→ **Your goal**
Rewrite the lines below, changing every "content-cell" to "content-box" and leaving everything else as it is.

[Data listing]

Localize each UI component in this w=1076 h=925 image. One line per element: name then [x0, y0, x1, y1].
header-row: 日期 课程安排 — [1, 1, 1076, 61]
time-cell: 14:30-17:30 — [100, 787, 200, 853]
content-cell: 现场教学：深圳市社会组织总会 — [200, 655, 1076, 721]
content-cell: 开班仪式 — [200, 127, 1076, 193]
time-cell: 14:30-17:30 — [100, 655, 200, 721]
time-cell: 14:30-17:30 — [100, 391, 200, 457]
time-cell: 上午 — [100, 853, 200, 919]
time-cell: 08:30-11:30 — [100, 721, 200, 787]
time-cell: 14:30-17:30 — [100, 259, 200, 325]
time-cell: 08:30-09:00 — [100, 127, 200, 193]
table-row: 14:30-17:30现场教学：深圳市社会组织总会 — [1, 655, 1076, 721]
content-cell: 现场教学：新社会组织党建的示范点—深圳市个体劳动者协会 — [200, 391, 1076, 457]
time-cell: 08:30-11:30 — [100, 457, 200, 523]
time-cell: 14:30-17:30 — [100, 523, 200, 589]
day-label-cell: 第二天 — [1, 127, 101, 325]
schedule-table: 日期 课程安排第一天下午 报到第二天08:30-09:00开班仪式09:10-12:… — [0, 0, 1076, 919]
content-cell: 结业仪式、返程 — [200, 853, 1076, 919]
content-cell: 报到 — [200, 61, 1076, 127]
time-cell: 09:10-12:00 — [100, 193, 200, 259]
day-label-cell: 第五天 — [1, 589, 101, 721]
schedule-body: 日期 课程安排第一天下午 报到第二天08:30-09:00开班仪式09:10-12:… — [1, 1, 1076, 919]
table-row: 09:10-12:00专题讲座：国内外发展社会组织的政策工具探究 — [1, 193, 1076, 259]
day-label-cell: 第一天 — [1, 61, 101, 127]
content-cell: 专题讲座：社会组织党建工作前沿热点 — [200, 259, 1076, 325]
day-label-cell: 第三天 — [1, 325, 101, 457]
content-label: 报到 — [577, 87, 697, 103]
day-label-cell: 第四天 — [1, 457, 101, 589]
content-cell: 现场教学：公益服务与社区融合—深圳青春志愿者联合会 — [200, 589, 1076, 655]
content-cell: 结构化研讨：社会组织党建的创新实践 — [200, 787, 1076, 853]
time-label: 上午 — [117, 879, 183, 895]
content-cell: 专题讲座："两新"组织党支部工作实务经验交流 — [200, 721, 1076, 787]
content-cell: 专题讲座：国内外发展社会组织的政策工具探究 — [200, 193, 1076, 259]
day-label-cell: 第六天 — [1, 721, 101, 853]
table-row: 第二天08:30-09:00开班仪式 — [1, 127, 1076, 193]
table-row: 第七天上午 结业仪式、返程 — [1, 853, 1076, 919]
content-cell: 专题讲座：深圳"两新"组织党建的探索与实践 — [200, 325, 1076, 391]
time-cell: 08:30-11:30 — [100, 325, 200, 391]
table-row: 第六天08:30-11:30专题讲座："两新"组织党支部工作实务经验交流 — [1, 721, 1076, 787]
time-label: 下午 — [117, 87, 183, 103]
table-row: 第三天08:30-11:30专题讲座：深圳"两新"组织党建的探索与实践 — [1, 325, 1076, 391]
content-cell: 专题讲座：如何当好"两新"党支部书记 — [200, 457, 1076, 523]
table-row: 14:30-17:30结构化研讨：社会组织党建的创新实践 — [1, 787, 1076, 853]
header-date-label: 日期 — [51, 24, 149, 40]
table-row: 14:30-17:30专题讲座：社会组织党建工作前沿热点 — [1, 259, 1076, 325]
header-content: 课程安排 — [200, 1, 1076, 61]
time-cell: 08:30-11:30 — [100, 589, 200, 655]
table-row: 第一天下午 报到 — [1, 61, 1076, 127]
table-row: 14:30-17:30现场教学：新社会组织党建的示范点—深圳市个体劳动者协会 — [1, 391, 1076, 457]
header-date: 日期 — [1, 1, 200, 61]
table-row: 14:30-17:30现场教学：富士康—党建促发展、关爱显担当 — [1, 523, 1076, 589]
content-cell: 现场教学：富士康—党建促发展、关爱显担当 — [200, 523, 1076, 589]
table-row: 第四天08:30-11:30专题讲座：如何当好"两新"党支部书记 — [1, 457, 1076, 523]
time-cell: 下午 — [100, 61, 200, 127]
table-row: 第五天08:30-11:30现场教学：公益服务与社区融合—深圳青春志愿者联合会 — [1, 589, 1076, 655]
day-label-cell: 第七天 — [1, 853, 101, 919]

→ **Response below**
Localize each UI component in this w=1076 h=925 image. One line per element: name then [x0, y0, x1, y1].
header-row: 日期 课程安排 — [1, 1, 1076, 61]
time-cell: 14:30-17:30 — [100, 787, 200, 853]
content-box: 现场教学：深圳市社会组织总会 — [200, 655, 1076, 721]
content-box: 开班仪式 — [200, 127, 1076, 193]
time-cell: 14:30-17:30 — [100, 655, 200, 721]
time-cell: 14:30-17:30 — [100, 391, 200, 457]
time-cell: 上午 — [100, 853, 200, 919]
time-cell: 08:30-11:30 — [100, 721, 200, 787]
time-cell: 14:30-17:30 — [100, 259, 200, 325]
time-cell: 08:30-09:00 — [100, 127, 200, 193]
table-row: 14:30-17:30现场教学：深圳市社会组织总会 — [1, 655, 1076, 721]
content-box: 现场教学：新社会组织党建的示范点—深圳市个体劳动者协会 — [200, 391, 1076, 457]
time-cell: 08:30-11:30 — [100, 457, 200, 523]
time-cell: 14:30-17:30 — [100, 523, 200, 589]
day-label-cell: 第二天 — [1, 127, 101, 325]
schedule-table: 日期 课程安排第一天下午 报到第二天08:30-09:00开班仪式09:10-12:… — [0, 0, 1076, 919]
content-box: 结业仪式、返程 — [200, 853, 1076, 919]
content-box: 报到 — [200, 61, 1076, 127]
time-cell: 09:10-12:00 — [100, 193, 200, 259]
day-label-cell: 第五天 — [1, 589, 101, 721]
schedule-body: 日期 课程安排第一天下午 报到第二天08:30-09:00开班仪式09:10-12:… — [1, 1, 1076, 919]
table-row: 09:10-12:00专题讲座：国内外发展社会组织的政策工具探究 — [1, 193, 1076, 259]
day-label-cell: 第一天 — [1, 61, 101, 127]
content-box: 专题讲座：社会组织党建工作前沿热点 — [200, 259, 1076, 325]
day-label-cell: 第三天 — [1, 325, 101, 457]
content-label: 报到 — [577, 87, 697, 103]
day-label-cell: 第四天 — [1, 457, 101, 589]
content-box: 现场教学：公益服务与社区融合—深圳青春志愿者联合会 — [200, 589, 1076, 655]
content-box: 结构化研讨：社会组织党建的创新实践 — [200, 787, 1076, 853]
time-label: 上午 — [117, 879, 183, 895]
content-box: 专题讲座："两新"组织党支部工作实务经验交流 — [200, 721, 1076, 787]
content-box: 专题讲座：国内外发展社会组织的政策工具探究 — [200, 193, 1076, 259]
day-label-cell: 第六天 — [1, 721, 101, 853]
table-row: 第二天08:30-09:00开班仪式 — [1, 127, 1076, 193]
table-row: 第七天上午 结业仪式、返程 — [1, 853, 1076, 919]
content-box: 专题讲座：深圳"两新"组织党建的探索与实践 — [200, 325, 1076, 391]
time-cell: 08:30-11:30 — [100, 325, 200, 391]
table-row: 第六天08:30-11:30专题讲座："两新"组织党支部工作实务经验交流 — [1, 721, 1076, 787]
time-label: 下午 — [117, 87, 183, 103]
table-row: 第三天08:30-11:30专题讲座：深圳"两新"组织党建的探索与实践 — [1, 325, 1076, 391]
content-box: 专题讲座：如何当好"两新"党支部书记 — [200, 457, 1076, 523]
table-row: 14:30-17:30结构化研讨：社会组织党建的创新实践 — [1, 787, 1076, 853]
header-date-label: 日期 — [51, 24, 149, 40]
table-row: 14:30-17:30专题讲座：社会组织党建工作前沿热点 — [1, 259, 1076, 325]
header-content: 课程安排 — [200, 1, 1076, 61]
time-cell: 08:30-11:30 — [100, 589, 200, 655]
table-row: 第一天下午 报到 — [1, 61, 1076, 127]
table-row: 14:30-17:30现场教学：新社会组织党建的示范点—深圳市个体劳动者协会 — [1, 391, 1076, 457]
header-date: 日期 — [1, 1, 200, 61]
table-row: 14:30-17:30现场教学：富士康—党建促发展、关爱显担当 — [1, 523, 1076, 589]
content-box: 现场教学：富士康—党建促发展、关爱显担当 — [200, 523, 1076, 589]
table-row: 第四天08:30-11:30专题讲座：如何当好"两新"党支部书记 — [1, 457, 1076, 523]
time-cell: 下午 — [100, 61, 200, 127]
table-row: 第五天08:30-11:30现场教学：公益服务与社区融合—深圳青春志愿者联合会 — [1, 589, 1076, 655]
day-label-cell: 第七天 — [1, 853, 101, 919]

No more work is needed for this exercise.